* WHAT THE TASK REQUIRES *
Copy, from the entries below, each line where the word "WITH" can be found.

[Records from a data source]
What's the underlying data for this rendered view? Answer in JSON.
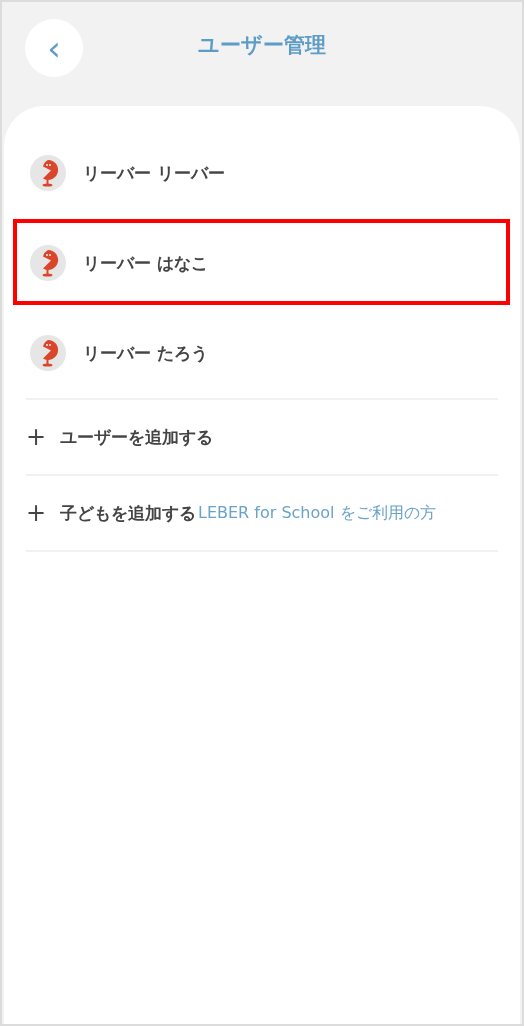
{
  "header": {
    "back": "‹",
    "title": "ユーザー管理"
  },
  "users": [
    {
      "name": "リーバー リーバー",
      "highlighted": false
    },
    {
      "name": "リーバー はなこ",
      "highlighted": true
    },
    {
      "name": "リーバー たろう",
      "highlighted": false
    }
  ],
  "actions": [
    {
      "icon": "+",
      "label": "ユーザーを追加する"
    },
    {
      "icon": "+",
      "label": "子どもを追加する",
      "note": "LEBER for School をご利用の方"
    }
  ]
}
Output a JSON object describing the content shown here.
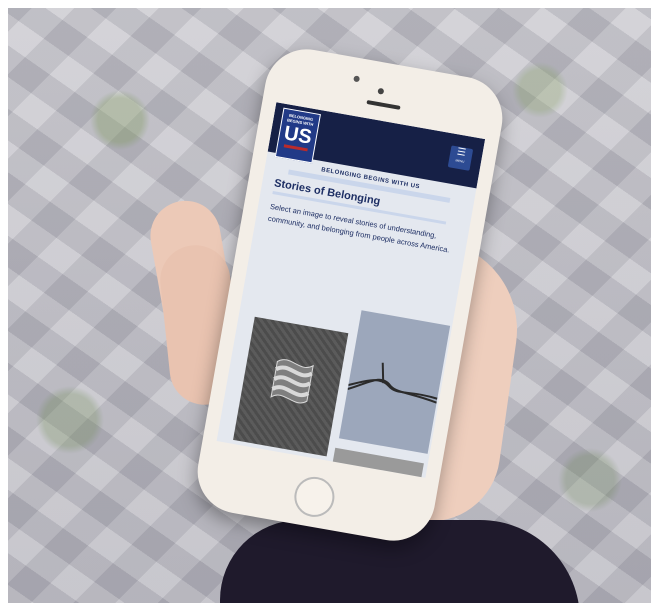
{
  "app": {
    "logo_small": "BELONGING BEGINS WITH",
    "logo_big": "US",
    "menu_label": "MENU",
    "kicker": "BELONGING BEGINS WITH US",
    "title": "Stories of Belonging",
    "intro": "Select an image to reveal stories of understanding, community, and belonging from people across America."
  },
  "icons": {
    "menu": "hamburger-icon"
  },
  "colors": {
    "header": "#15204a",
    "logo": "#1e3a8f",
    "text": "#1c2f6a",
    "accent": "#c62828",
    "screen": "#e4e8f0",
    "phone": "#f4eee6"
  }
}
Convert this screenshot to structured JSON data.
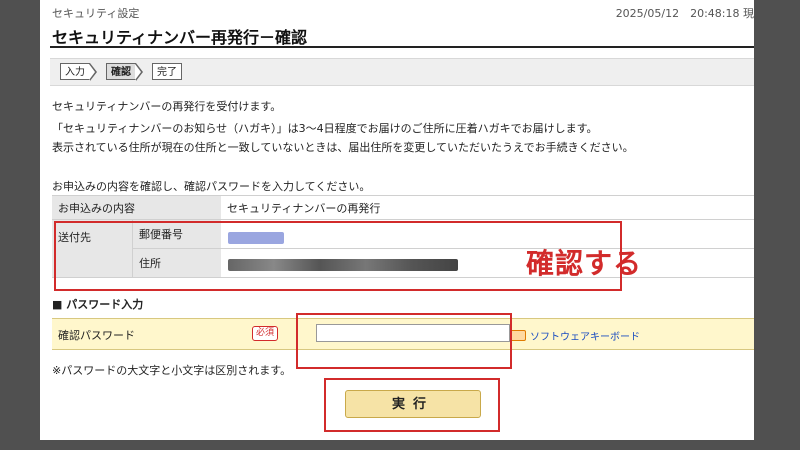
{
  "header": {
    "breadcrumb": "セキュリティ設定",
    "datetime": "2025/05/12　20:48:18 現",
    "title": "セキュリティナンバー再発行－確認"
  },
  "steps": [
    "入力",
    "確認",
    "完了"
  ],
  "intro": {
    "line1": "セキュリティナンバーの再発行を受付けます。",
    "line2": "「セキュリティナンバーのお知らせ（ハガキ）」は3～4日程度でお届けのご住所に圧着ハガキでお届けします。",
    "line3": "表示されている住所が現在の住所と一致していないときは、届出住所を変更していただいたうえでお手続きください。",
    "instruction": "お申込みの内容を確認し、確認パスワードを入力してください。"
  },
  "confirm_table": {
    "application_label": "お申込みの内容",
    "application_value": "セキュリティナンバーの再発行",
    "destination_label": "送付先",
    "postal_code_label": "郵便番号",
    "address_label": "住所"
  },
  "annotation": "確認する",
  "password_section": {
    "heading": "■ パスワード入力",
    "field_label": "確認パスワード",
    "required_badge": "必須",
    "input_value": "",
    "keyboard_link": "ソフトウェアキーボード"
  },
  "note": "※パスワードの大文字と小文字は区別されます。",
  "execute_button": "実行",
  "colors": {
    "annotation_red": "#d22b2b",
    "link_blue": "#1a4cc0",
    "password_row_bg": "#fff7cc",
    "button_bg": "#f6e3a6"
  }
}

--

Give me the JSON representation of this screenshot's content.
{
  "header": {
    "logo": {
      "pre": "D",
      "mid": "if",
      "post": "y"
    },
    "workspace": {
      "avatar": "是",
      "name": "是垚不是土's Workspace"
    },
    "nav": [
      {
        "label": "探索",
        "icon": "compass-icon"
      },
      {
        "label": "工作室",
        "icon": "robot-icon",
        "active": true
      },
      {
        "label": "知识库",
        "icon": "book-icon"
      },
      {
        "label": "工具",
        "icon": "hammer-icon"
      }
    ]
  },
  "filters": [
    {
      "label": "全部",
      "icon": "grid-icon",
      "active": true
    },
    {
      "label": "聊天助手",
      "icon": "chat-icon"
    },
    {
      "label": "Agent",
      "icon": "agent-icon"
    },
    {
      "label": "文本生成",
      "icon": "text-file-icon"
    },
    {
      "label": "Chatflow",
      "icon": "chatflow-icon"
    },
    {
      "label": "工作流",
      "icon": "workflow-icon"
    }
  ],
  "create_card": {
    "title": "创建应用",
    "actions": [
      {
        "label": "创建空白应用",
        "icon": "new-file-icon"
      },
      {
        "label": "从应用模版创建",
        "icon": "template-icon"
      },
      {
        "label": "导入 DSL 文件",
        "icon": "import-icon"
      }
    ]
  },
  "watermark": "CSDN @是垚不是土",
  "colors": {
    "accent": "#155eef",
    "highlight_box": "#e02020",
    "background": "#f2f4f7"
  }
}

* THE SOLUTION *
    "logo_small": "BELONGING BEGINS WITH",
    "kicker": "BELONGING BEGINS WITH US",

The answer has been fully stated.